_EXERCISE GOAL_
Only lines holding the word "this" should be copied from the material.

Figure collection entries:

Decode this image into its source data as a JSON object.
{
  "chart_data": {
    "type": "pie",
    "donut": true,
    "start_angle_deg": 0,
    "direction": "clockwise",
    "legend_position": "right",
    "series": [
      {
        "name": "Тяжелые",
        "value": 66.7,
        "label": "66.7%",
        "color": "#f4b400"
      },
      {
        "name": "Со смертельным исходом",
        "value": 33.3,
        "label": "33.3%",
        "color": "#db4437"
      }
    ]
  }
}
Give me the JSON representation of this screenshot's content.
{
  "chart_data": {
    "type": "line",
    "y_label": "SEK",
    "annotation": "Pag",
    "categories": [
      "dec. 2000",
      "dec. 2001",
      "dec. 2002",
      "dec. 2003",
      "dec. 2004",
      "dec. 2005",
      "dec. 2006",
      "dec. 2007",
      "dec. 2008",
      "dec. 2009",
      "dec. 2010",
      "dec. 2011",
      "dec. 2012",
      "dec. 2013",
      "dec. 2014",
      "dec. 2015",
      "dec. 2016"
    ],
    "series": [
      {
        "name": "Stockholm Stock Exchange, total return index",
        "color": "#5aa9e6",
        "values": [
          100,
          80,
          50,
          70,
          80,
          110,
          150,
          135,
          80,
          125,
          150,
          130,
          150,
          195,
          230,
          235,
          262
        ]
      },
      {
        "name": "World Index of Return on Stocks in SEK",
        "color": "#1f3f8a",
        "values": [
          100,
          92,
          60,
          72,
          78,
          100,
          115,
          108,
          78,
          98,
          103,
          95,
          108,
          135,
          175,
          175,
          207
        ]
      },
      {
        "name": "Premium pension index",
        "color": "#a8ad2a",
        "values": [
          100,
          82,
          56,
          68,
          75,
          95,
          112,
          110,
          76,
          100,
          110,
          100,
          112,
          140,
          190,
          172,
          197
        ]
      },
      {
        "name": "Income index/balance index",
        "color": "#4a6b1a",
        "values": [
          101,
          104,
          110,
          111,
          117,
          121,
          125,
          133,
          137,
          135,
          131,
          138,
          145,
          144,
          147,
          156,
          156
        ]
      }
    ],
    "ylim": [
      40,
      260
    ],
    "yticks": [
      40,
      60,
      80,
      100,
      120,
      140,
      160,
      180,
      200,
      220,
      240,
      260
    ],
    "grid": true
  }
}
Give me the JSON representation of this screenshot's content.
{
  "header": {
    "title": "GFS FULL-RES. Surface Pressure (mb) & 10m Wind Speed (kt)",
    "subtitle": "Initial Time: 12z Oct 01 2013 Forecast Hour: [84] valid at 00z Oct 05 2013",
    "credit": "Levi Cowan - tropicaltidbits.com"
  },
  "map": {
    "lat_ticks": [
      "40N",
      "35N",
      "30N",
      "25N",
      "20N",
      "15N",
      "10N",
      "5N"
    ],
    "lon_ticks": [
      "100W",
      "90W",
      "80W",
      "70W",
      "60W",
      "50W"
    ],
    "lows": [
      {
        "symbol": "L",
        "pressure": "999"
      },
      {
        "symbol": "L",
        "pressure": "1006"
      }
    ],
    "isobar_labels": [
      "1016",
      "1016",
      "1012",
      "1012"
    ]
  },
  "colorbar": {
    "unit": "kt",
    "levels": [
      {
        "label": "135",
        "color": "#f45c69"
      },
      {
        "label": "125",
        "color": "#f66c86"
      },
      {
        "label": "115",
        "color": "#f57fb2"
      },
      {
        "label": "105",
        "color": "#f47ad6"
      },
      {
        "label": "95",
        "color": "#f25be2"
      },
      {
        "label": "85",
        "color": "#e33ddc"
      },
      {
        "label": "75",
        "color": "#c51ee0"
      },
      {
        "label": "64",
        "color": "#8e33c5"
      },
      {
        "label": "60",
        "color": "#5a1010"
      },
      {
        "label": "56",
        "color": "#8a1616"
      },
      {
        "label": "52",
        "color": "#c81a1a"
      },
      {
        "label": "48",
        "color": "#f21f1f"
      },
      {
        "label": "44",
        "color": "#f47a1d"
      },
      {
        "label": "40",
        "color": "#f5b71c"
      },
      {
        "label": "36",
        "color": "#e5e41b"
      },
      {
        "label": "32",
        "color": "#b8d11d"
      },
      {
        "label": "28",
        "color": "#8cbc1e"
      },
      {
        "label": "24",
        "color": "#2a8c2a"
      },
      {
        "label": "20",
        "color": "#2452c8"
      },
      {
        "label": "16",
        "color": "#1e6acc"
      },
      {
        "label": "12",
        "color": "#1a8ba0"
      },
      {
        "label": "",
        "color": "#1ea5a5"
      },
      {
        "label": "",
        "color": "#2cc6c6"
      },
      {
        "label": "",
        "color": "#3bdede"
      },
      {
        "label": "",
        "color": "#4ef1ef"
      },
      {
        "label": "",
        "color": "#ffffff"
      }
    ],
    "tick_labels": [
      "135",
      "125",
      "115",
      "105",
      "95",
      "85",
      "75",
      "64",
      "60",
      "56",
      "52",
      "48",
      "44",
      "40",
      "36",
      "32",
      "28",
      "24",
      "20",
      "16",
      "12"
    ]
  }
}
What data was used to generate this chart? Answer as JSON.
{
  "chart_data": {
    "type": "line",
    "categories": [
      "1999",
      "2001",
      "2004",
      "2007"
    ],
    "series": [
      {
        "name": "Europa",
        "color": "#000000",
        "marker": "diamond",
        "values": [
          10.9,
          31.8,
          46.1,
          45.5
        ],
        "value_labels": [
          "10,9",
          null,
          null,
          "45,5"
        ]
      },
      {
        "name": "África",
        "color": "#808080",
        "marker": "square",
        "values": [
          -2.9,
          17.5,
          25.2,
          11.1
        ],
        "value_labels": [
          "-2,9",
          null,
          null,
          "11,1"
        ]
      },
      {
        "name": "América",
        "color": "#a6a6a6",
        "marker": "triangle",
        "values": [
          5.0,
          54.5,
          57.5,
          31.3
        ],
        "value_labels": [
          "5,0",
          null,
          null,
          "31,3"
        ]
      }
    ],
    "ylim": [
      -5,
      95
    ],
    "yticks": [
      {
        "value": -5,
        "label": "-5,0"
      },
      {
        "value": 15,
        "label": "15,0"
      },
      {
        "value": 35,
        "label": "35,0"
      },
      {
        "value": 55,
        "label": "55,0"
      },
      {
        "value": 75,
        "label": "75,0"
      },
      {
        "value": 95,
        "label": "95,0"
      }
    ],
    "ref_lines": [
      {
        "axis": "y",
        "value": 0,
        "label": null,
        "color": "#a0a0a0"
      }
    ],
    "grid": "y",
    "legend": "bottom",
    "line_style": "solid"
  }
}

_ANSWER FOR THE TASK_
Decode this image into its source data as a JSON object.
Give me the JSON representation of this screenshot's content.
Give me the JSON representation of this screenshot's content.
What data was used to generate this chart? Answer as JSON.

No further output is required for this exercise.